§ **The task**:
Return the lines from the one containing "- legend-label: Run 13: [129, 346, 171, 360]" through the one containing "- axis-ticks: 0", inclusive, reproducing each line verbatim.

§ **Dataset content**:
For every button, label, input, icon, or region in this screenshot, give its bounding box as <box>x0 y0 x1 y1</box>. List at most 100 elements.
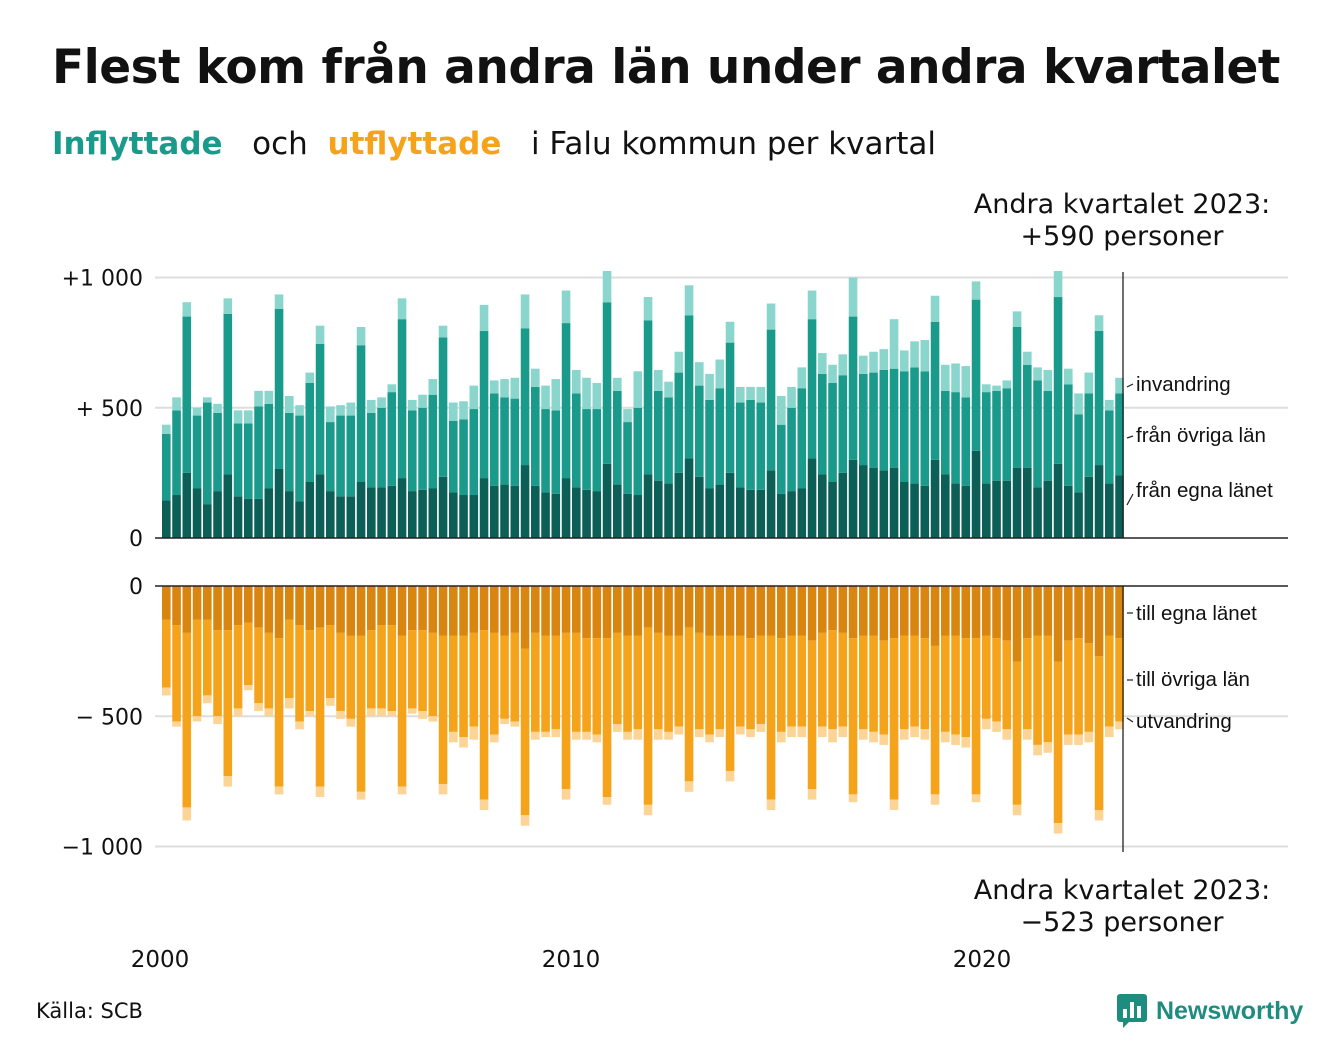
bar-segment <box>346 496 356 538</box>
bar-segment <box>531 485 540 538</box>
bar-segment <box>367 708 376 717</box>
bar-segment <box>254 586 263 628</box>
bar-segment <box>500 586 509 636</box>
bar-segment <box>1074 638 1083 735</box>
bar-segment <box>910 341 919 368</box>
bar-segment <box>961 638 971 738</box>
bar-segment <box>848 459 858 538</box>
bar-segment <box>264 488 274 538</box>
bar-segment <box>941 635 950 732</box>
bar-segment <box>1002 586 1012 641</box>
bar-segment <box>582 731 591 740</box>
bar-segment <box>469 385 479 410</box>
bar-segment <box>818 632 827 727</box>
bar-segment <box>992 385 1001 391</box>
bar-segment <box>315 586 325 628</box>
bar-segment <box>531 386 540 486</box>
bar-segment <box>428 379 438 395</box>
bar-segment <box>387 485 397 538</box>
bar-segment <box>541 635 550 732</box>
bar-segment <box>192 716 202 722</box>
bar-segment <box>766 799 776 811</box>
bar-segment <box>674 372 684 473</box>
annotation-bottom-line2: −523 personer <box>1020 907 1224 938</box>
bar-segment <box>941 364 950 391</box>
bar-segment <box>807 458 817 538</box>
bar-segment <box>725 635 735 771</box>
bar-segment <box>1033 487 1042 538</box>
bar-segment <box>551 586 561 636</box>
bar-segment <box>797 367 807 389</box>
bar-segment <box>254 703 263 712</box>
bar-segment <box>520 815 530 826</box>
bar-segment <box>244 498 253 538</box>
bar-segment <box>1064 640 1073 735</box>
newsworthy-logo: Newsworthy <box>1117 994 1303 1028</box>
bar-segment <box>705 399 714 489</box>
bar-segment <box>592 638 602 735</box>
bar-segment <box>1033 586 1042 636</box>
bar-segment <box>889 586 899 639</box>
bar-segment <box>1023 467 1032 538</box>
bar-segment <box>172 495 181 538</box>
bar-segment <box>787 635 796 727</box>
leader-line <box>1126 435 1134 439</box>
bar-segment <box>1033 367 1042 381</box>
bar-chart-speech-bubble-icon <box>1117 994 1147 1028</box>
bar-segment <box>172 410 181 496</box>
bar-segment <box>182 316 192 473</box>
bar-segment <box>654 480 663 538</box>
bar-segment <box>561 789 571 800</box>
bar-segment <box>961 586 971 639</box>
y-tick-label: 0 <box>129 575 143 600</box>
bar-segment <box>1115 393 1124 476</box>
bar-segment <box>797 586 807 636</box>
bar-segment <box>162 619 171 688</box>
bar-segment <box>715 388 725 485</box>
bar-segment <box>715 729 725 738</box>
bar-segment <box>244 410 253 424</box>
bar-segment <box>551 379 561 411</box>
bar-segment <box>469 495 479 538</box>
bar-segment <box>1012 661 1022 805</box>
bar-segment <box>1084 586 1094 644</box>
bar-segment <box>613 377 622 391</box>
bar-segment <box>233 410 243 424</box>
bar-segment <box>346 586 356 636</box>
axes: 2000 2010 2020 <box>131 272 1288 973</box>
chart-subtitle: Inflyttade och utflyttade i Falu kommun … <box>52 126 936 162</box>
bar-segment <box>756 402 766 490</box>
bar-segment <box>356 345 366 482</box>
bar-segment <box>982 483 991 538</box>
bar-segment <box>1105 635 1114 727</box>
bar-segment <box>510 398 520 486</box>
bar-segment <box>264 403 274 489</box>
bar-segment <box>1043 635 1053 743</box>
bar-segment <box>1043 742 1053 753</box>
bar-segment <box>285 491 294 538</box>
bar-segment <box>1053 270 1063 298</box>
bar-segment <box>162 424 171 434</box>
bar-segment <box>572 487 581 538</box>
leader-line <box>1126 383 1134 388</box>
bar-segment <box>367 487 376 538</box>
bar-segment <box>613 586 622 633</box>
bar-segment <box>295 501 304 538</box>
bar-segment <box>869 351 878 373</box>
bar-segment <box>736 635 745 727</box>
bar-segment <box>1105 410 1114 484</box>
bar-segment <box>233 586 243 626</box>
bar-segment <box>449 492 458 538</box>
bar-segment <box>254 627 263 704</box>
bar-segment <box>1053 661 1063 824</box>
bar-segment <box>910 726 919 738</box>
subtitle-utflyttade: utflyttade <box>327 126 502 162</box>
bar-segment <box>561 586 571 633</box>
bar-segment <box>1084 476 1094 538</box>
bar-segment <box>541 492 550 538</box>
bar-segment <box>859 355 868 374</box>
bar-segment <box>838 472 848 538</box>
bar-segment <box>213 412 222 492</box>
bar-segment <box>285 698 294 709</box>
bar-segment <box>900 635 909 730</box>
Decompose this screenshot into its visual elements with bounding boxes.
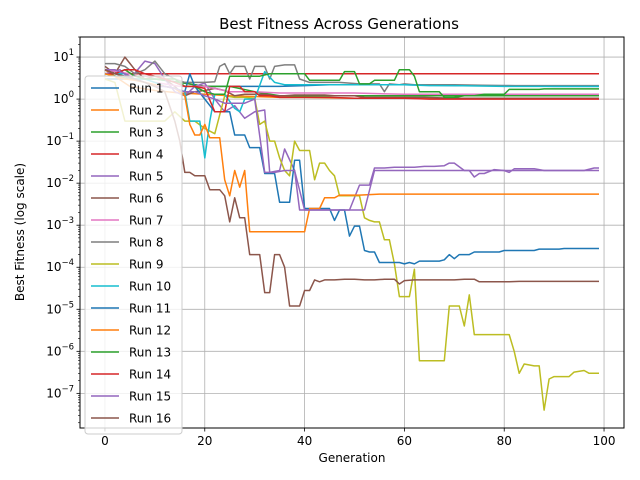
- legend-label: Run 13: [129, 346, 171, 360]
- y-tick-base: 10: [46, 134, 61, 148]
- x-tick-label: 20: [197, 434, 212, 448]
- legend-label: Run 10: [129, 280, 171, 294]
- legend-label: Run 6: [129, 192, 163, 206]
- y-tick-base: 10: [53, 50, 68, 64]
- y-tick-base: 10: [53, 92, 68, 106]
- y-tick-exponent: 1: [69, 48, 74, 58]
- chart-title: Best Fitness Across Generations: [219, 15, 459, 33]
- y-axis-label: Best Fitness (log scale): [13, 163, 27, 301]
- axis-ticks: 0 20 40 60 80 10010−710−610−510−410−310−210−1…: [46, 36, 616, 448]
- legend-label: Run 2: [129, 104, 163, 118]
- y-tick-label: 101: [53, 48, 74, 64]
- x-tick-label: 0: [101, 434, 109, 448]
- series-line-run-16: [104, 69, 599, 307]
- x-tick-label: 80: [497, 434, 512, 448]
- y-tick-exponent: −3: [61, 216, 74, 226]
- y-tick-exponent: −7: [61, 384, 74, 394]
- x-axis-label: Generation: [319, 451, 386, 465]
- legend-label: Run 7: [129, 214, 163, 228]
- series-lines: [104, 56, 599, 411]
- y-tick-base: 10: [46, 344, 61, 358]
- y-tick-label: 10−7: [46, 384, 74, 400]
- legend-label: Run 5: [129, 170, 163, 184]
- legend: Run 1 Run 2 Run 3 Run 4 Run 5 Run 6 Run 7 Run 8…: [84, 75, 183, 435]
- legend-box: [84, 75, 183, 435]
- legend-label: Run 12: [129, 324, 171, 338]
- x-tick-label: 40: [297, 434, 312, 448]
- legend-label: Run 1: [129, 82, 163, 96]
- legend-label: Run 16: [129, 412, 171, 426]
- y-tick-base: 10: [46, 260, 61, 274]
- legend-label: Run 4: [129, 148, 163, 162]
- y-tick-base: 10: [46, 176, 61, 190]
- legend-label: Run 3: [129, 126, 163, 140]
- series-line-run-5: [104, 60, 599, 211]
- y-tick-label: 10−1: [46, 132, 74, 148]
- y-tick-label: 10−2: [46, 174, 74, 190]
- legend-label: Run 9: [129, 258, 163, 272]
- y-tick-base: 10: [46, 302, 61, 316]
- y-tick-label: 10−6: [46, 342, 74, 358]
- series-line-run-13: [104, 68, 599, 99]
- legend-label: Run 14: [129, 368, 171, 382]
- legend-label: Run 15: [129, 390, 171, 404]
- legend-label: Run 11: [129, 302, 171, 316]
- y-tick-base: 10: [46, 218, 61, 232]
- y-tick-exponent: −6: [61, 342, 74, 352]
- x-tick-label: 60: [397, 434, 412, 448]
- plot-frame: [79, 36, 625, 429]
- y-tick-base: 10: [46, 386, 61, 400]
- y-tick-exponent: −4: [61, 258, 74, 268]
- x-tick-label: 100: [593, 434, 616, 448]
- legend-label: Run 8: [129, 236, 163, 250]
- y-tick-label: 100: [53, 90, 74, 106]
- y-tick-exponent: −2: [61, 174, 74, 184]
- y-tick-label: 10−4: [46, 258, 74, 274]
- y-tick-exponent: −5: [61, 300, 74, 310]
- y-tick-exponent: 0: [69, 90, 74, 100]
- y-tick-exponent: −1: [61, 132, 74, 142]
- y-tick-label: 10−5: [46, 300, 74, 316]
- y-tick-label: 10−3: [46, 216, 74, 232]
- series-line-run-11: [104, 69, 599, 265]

§ **Answer for this exercise**:
- legend-label: Run 13: [129, 346, 171, 360]
- y-tick-base: 10: [46, 134, 61, 148]
- x-tick-label: 20: [197, 434, 212, 448]
- legend-label: Run 10: [129, 280, 171, 294]
- legend-label: Run 6: [129, 192, 163, 206]
- y-tick-base: 10: [53, 50, 68, 64]
- y-tick-base: 10: [53, 92, 68, 106]
- y-tick-exponent: 1: [69, 48, 74, 58]
- chart-title: Best Fitness Across Generations: [219, 15, 459, 33]
- y-axis-label: Best Fitness (log scale): [13, 163, 27, 301]
- axis-ticks: 0 20 40 60 80 10010−710−610−510−410−310−210−1…: [46, 36, 616, 448]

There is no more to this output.